• WORK TO BE COMPLETED: Examine the material below. Gather every line in which the string "ffffff" appears.

****************************************

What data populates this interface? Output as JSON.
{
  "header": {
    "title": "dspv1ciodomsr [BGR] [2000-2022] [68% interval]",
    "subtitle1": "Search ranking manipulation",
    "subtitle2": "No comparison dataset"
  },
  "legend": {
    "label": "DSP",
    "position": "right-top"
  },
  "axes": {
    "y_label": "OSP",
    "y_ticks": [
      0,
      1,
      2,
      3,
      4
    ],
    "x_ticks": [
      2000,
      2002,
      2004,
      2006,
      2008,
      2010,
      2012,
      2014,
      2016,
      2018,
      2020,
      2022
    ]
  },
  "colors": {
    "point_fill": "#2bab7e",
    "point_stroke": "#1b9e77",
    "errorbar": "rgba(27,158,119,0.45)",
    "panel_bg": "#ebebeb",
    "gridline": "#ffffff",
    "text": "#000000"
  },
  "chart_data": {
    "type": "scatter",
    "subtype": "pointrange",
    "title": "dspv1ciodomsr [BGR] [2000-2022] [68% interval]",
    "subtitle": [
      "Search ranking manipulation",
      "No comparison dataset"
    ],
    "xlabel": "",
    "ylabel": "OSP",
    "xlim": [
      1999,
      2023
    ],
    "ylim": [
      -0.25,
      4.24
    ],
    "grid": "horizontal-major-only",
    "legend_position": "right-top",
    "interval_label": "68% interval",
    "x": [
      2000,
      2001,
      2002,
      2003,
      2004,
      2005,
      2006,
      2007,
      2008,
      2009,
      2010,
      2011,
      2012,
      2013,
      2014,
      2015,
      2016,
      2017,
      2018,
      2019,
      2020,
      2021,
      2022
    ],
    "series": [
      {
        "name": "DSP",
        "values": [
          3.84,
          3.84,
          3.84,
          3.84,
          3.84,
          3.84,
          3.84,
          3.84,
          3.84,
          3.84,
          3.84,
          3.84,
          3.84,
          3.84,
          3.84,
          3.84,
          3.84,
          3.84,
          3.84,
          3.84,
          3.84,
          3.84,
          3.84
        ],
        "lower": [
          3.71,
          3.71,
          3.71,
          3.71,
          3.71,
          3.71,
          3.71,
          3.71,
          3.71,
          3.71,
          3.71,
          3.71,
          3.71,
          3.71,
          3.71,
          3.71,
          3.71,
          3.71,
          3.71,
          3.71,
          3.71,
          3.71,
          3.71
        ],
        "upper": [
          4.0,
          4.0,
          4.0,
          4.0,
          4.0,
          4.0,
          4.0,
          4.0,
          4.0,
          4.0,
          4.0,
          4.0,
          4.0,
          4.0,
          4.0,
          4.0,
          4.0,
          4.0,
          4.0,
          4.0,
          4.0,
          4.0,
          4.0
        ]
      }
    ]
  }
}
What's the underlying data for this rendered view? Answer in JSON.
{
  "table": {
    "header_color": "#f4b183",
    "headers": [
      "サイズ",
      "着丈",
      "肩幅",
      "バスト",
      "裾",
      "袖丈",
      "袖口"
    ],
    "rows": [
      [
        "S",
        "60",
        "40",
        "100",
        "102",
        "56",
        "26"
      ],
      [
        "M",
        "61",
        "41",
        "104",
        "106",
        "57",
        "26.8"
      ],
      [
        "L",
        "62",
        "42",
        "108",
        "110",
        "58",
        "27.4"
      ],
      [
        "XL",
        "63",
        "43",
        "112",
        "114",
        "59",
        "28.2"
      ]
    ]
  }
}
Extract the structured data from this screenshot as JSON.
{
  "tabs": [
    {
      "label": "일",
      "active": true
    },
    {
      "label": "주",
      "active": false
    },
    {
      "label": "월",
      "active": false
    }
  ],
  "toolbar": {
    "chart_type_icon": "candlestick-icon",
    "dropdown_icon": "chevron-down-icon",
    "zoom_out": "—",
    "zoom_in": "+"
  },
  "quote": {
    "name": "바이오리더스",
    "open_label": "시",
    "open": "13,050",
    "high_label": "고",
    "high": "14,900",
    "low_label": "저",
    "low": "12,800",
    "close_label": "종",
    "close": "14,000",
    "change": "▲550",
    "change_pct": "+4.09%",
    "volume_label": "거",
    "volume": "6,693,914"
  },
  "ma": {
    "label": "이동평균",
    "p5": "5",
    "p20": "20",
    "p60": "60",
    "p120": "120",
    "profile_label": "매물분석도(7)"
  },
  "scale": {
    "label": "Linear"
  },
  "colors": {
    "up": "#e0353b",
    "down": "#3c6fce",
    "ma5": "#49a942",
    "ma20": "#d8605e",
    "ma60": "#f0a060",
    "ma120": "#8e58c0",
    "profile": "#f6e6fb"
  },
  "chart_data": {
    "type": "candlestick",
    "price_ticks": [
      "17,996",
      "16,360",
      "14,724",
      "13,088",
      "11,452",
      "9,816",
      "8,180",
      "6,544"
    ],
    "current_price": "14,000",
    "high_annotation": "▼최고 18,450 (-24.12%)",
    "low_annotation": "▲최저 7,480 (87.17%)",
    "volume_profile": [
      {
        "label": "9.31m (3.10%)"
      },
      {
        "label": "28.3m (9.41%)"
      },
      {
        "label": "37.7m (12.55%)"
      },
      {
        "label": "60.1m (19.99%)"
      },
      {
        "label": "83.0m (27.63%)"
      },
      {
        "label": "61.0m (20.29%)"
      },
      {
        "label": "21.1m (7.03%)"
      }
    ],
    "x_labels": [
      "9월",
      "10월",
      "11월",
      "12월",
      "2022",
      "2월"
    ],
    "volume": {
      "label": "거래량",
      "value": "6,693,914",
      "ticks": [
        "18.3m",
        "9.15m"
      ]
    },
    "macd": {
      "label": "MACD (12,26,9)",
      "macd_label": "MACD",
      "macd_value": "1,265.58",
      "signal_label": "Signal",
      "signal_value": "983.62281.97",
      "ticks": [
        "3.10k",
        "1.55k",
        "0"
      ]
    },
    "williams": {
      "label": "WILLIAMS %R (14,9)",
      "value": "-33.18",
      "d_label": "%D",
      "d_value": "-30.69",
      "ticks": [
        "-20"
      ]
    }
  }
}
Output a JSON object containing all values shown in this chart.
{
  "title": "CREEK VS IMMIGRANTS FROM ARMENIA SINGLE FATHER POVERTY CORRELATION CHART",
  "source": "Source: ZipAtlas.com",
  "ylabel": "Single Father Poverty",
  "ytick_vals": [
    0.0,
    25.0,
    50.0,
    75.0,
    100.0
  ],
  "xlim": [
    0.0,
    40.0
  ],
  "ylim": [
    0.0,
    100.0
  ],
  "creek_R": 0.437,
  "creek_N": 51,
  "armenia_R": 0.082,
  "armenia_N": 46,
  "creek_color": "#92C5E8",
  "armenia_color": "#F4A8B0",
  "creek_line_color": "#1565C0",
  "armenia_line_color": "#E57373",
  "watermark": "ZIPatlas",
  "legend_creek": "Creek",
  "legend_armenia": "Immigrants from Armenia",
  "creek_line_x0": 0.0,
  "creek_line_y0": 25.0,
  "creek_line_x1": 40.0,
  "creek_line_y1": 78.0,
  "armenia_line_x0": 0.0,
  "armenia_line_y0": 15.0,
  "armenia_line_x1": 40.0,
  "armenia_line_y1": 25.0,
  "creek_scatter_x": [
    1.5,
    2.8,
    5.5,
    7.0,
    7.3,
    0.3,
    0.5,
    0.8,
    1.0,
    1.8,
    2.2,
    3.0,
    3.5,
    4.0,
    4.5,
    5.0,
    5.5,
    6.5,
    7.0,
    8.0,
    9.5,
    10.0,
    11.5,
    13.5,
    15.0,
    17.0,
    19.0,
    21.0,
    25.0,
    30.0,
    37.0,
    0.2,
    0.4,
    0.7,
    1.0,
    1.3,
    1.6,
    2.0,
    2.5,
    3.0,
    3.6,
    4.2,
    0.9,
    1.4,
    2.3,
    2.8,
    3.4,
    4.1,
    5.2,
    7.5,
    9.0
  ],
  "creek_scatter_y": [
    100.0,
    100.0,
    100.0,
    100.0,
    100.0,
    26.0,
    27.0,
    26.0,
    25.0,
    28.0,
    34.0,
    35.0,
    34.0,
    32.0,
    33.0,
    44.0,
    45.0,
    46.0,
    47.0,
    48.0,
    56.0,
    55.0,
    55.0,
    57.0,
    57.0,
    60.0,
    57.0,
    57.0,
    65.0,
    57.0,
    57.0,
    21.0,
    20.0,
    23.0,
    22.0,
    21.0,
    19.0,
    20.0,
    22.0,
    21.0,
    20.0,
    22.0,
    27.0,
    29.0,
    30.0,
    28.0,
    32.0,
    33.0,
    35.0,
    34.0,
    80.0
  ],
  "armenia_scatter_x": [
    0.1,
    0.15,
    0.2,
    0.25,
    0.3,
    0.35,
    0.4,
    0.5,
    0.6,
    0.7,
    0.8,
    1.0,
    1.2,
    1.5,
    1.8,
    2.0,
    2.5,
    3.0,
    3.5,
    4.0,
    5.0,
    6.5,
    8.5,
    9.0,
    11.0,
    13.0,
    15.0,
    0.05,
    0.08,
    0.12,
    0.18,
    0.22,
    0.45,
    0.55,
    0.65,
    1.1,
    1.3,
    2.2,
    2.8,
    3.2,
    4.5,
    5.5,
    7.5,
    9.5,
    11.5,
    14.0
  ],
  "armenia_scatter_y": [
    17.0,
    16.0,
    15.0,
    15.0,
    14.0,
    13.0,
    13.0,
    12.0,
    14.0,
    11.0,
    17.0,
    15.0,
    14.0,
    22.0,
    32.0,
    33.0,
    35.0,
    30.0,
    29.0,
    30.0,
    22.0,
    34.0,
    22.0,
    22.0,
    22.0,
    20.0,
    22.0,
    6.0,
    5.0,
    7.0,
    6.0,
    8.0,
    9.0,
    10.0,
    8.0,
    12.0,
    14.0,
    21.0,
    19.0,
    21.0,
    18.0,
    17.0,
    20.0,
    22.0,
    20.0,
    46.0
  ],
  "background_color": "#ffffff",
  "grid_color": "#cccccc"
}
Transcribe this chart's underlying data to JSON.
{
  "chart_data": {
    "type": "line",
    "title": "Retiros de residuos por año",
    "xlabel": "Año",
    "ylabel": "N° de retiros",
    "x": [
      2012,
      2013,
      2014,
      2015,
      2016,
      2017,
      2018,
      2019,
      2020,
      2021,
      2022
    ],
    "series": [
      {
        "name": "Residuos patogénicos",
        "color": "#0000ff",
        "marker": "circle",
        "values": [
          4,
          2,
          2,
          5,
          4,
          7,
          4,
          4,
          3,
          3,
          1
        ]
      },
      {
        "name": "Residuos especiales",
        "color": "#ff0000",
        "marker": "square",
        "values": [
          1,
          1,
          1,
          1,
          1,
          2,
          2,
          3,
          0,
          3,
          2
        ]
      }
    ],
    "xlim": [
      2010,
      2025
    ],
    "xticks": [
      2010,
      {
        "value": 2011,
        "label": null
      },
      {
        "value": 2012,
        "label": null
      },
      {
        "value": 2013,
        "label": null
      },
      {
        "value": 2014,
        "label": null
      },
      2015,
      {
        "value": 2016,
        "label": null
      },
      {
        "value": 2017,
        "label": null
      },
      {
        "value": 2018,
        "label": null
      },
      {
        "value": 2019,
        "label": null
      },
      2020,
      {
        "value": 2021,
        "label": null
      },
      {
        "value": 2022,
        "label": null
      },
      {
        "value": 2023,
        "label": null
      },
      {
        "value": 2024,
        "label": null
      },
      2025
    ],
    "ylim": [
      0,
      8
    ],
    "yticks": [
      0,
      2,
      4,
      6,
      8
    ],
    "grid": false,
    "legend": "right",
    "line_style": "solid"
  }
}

****************************************

• SOLUTION FOR THIS TASK:
    "gridline": "#ffffff",
  "background_color": "#ffffff",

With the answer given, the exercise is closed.